*Task objective*
Pick out the lines in the listing below that contain the word "title" and copy them.

*Listing*

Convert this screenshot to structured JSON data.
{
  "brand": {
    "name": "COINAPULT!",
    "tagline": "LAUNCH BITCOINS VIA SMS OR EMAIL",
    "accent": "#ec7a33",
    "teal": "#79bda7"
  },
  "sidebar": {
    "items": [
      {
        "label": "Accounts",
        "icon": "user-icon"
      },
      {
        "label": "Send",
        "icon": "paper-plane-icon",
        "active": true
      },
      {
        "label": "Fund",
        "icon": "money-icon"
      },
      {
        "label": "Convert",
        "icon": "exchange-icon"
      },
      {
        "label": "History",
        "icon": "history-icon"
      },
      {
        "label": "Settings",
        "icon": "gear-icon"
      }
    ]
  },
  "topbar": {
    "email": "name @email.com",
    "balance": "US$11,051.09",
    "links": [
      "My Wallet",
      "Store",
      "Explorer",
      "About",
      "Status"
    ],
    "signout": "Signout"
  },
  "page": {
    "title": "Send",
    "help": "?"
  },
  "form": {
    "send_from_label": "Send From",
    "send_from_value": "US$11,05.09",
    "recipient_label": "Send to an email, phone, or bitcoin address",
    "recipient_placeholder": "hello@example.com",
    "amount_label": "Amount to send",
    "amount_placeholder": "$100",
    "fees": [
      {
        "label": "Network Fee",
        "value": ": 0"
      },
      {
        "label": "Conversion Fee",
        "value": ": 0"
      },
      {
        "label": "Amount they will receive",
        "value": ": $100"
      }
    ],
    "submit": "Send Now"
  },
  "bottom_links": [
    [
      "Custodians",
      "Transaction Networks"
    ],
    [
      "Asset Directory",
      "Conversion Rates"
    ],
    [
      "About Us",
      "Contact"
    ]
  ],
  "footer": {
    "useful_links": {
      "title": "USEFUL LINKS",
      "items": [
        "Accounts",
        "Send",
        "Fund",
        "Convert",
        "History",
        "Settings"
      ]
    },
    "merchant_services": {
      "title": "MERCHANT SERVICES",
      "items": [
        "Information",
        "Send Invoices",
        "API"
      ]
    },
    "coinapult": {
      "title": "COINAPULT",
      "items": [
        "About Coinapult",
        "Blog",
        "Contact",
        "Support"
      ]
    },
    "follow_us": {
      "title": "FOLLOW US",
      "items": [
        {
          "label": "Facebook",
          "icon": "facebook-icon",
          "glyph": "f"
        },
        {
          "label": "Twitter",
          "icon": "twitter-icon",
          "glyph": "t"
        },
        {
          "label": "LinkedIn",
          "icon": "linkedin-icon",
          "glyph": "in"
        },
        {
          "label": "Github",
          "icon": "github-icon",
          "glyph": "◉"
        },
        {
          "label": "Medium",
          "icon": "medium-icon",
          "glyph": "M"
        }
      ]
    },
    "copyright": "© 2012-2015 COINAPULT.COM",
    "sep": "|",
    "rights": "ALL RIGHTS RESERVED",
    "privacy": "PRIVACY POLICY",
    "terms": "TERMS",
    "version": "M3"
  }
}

*Written solution*
    "title": "Send",
      "title": "USEFUL LINKS",
      "title": "MERCHANT SERVICES",
      "title": "COINAPULT",
      "title": "FOLLOW US",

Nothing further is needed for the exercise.